(Description of the task): Make an exact copy of the entries below with the pictures removed.

[Records contained in a dataset]

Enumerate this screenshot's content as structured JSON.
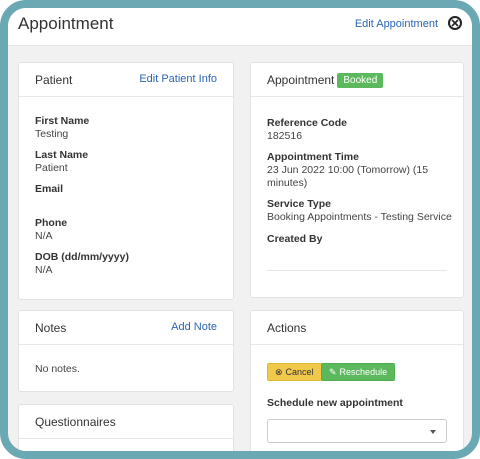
{
  "header": {
    "title": "Appointment",
    "edit_link": "Edit Appointment"
  },
  "patient": {
    "title": "Patient",
    "edit_link": "Edit Patient Info",
    "fields": [
      {
        "label": "First Name",
        "value": "Testing"
      },
      {
        "label": "Last Name",
        "value": "Patient"
      },
      {
        "label": "Email",
        "value": ""
      },
      {
        "label": "Phone",
        "value": "N/A"
      },
      {
        "label": "DOB (dd/mm/yyyy)",
        "value": "N/A"
      }
    ]
  },
  "appointment": {
    "title": "Appointment",
    "status": "Booked",
    "status_color": "#5cb85c",
    "fields": [
      {
        "label": "Reference Code",
        "value": "182516"
      },
      {
        "label": "Appointment Time",
        "value": "23 Jun 2022 10:00 (Tomorrow) (15 minutes)"
      },
      {
        "label": "Service Type",
        "value": "Booking Appointments - Testing Service"
      },
      {
        "label": "Created By",
        "value": ""
      }
    ]
  },
  "notes": {
    "title": "Notes",
    "add_link": "Add Note",
    "empty_text": "No notes."
  },
  "actions": {
    "title": "Actions",
    "cancel_label": "Cancel",
    "reschedule_label": "Reschedule",
    "schedule_label": "Schedule new appointment",
    "select_value": ""
  },
  "questionnaires": {
    "title": "Questionnaires"
  },
  "colors": {
    "frame": "#6aa9b3",
    "link": "#2c64b5",
    "cancel": "#f0c94b",
    "reschedule": "#5cb85c"
  }
}
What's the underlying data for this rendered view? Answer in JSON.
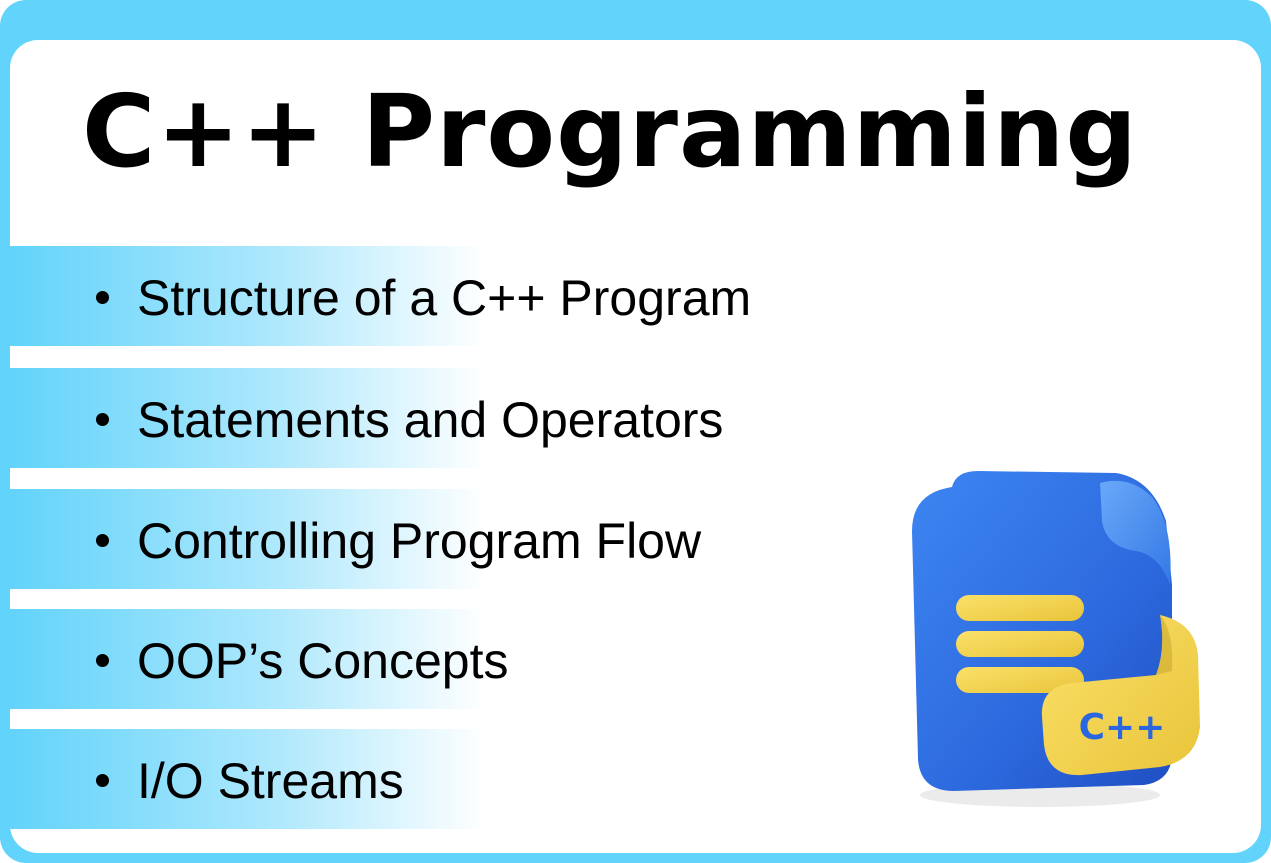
{
  "title": "C++ Programming",
  "topics": [
    "Structure of a C++ Program",
    "Statements and Operators",
    "Controlling Program Flow",
    "OOP’s Concepts",
    "I/O Streams"
  ],
  "illustration": {
    "icon": "cpp-file-icon",
    "badge_text": "C++",
    "colors": {
      "frame": "#62d3fb",
      "file": "#2f6fe0",
      "ribbon": "#f5d64a",
      "badge_text": "#2a67de"
    }
  }
}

(Completed task):
Enumerate this screenshot's content as structured JSON.
{
  "header": {
    "title": "Appointment",
    "edit_link": "Edit Appointment"
  },
  "patient": {
    "title": "Patient",
    "edit_link": "Edit Patient Info",
    "fields": [
      {
        "label": "First Name",
        "value": "Testing"
      },
      {
        "label": "Last Name",
        "value": "Patient"
      },
      {
        "label": "Email",
        "value": ""
      },
      {
        "label": "Phone",
        "value": "N/A"
      },
      {
        "label": "DOB (dd/mm/yyyy)",
        "value": "N/A"
      }
    ]
  },
  "appointment": {
    "title": "Appointment",
    "status": "Booked",
    "status_color": "#5cb85c",
    "fields": [
      {
        "label": "Reference Code",
        "value": "182516"
      },
      {
        "label": "Appointment Time",
        "value": "23 Jun 2022 10:00 (Tomorrow) (15 minutes)"
      },
      {
        "label": "Service Type",
        "value": "Booking Appointments - Testing Service"
      },
      {
        "label": "Created By",
        "value": ""
      }
    ]
  },
  "notes": {
    "title": "Notes",
    "add_link": "Add Note",
    "empty_text": "No notes."
  },
  "actions": {
    "title": "Actions",
    "cancel_label": "Cancel",
    "reschedule_label": "Reschedule",
    "schedule_label": "Schedule new appointment",
    "select_value": ""
  },
  "questionnaires": {
    "title": "Questionnaires"
  },
  "colors": {
    "frame": "#6aa9b3",
    "link": "#2c64b5",
    "cancel": "#f0c94b",
    "reschedule": "#5cb85c"
  }
}
What's the underlying data for this rendered view? Answer in JSON.
{
  "title": "C++ Programming",
  "topics": [
    "Structure of a C++ Program",
    "Statements and Operators",
    "Controlling Program Flow",
    "OOP’s Concepts",
    "I/O Streams"
  ],
  "illustration": {
    "icon": "cpp-file-icon",
    "badge_text": "C++",
    "colors": {
      "frame": "#62d3fb",
      "file": "#2f6fe0",
      "ribbon": "#f5d64a",
      "badge_text": "#2a67de"
    }
  }
}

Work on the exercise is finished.